Work instructions
Select from the records below every line that has the word "Pour" in it.

[Start of Data excerpts]

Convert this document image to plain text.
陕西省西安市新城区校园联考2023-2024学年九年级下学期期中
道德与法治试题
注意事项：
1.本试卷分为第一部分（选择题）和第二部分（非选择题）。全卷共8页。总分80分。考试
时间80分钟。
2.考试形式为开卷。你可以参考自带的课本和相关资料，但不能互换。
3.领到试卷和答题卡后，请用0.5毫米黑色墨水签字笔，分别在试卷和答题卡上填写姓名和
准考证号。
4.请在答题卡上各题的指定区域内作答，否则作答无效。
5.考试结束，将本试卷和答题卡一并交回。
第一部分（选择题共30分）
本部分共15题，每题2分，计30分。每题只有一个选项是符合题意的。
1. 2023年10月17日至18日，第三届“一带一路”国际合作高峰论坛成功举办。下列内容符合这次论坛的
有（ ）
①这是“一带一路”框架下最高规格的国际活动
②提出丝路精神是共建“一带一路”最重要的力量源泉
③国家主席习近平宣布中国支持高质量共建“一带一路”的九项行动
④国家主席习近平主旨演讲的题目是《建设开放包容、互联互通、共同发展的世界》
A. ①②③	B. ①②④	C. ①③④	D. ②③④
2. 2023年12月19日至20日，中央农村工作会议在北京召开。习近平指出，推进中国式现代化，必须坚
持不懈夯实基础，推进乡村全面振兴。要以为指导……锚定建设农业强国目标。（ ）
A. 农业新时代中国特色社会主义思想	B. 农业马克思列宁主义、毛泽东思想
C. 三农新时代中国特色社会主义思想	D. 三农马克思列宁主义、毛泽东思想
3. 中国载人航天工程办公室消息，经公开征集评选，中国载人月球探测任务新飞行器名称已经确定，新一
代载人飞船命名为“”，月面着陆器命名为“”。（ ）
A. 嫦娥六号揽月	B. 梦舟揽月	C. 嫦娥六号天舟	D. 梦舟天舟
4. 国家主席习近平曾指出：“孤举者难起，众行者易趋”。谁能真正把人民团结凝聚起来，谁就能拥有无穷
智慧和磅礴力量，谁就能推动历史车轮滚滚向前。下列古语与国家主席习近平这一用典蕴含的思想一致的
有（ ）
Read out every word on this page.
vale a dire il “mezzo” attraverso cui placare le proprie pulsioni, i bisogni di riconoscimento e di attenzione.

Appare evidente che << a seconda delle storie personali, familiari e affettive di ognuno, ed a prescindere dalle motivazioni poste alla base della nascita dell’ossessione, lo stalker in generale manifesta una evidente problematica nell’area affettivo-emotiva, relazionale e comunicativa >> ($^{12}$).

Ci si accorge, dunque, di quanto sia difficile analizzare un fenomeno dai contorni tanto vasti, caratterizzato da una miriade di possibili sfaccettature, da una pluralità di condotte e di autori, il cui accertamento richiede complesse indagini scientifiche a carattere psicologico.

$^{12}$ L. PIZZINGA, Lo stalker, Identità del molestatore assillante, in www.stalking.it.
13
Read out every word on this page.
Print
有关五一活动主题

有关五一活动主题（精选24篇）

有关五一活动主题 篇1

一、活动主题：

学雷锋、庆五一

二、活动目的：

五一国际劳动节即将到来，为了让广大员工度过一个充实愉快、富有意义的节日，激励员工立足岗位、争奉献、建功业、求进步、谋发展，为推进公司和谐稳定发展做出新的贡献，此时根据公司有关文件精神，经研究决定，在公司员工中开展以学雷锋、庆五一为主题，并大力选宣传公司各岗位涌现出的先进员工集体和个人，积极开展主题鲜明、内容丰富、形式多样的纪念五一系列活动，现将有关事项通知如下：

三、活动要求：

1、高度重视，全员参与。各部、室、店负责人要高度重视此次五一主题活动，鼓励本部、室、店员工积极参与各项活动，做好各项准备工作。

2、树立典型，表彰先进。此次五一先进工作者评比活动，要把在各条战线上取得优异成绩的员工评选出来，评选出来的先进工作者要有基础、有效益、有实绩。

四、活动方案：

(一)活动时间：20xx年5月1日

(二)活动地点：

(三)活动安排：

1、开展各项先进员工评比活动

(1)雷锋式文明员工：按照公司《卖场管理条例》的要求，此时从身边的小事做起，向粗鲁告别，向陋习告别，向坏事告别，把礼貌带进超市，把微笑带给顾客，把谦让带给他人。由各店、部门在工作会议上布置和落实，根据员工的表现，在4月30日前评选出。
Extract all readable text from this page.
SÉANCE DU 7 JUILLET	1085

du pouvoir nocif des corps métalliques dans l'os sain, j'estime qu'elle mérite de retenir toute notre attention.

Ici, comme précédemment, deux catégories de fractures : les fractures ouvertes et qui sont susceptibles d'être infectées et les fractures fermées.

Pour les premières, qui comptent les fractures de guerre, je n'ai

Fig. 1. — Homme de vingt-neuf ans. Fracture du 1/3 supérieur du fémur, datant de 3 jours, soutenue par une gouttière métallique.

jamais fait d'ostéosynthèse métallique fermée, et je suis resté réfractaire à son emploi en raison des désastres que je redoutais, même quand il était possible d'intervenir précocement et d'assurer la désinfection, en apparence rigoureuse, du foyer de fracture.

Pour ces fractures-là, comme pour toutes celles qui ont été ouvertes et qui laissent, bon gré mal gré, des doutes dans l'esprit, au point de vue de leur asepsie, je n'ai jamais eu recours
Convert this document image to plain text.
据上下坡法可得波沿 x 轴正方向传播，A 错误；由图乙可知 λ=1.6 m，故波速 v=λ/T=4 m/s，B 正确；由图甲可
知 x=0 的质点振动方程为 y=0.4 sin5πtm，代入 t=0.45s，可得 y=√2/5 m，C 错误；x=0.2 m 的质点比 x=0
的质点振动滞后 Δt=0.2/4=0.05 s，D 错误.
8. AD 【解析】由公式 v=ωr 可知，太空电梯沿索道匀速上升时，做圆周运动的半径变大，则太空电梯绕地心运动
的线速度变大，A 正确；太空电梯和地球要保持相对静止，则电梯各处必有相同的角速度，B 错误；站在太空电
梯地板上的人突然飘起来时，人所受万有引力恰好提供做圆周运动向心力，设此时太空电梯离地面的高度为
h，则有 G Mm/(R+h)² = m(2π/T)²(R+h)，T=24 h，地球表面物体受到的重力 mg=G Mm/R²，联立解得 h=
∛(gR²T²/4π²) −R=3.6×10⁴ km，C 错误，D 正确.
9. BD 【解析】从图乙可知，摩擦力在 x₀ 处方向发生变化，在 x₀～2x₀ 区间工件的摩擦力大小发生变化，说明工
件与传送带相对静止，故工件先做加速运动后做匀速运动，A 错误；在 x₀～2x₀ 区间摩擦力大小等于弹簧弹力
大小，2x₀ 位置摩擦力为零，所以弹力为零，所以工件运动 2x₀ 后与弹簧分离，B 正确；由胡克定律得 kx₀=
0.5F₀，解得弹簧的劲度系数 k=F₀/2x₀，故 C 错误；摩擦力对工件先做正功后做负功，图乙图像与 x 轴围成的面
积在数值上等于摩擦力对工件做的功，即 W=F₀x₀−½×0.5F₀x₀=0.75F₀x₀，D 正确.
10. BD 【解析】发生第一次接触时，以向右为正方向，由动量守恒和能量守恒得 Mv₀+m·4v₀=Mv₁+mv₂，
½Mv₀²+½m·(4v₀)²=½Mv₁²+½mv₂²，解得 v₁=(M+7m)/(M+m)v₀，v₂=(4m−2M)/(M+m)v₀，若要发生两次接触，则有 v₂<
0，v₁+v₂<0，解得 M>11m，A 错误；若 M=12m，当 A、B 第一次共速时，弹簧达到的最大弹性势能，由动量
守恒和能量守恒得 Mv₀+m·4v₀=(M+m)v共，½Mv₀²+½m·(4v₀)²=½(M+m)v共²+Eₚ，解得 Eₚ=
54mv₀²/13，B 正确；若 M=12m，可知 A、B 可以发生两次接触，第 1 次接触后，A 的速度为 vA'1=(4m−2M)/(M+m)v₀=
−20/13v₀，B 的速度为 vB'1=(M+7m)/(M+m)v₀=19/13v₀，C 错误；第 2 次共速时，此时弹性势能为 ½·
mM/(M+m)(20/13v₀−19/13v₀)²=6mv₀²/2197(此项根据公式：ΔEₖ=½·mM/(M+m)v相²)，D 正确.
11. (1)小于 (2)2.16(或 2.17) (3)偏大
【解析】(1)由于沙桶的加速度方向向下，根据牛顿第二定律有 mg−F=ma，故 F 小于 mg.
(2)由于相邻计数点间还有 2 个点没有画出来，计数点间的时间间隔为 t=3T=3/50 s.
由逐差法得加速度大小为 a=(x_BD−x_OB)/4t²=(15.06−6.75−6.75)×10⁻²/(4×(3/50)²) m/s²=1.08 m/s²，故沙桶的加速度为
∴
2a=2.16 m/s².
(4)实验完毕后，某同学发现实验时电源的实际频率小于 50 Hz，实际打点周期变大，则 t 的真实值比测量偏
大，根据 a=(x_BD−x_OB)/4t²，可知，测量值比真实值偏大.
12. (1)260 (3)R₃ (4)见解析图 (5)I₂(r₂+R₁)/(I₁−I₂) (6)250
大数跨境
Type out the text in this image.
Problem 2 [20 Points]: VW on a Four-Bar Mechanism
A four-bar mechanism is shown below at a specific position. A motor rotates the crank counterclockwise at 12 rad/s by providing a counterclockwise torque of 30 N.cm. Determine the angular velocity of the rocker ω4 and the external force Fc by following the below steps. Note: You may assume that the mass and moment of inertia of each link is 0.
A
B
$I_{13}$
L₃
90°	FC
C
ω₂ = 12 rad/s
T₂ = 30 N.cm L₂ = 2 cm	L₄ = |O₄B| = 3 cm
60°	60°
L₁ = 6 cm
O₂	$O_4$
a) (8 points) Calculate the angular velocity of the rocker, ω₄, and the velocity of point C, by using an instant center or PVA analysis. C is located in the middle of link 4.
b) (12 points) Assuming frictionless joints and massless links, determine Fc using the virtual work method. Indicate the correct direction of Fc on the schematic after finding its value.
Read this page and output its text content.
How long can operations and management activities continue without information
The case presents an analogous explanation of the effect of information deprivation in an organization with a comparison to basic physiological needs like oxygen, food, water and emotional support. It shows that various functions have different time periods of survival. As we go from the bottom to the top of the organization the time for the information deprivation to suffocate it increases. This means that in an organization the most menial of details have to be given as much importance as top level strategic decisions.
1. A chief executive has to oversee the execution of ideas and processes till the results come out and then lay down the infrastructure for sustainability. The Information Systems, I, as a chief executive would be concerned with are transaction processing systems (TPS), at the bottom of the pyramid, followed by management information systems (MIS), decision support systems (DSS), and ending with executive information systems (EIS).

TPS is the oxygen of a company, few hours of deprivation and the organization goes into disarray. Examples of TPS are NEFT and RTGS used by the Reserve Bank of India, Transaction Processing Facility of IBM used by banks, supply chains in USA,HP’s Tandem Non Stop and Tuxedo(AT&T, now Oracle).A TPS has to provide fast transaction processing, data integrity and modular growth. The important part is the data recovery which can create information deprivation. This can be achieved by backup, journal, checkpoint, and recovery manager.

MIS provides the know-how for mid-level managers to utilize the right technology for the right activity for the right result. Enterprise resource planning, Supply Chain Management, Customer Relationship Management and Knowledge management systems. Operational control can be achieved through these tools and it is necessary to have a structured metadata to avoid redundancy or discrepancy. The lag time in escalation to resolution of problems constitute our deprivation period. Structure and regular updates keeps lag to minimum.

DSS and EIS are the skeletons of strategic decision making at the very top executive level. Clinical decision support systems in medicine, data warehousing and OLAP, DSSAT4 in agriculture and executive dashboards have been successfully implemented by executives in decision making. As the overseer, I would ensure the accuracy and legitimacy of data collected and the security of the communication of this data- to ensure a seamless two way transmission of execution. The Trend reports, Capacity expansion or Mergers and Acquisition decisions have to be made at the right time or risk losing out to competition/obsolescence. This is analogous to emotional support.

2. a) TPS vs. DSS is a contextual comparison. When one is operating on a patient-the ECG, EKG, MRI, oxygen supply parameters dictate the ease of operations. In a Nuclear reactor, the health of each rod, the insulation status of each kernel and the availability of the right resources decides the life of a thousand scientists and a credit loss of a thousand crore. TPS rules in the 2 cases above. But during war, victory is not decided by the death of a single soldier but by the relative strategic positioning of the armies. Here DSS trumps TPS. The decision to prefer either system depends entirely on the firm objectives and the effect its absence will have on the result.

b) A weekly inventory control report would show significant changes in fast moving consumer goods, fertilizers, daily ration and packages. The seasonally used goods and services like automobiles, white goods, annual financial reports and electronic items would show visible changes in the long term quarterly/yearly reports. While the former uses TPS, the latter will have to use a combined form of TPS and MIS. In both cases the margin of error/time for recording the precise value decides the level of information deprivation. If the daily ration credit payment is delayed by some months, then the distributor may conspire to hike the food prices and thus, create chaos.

[End of Data excerpts]

Right answer
Pour les premières, qui comptent les fractures de guerre, je n'ai
Pour ces fractures-là, comme pour toutes celles qui ont été ouvertes et qui laissent, bon gré mal gré, des doutes dans l'esprit, au point de vue de leur asepsie, je n'ai jamais eu recours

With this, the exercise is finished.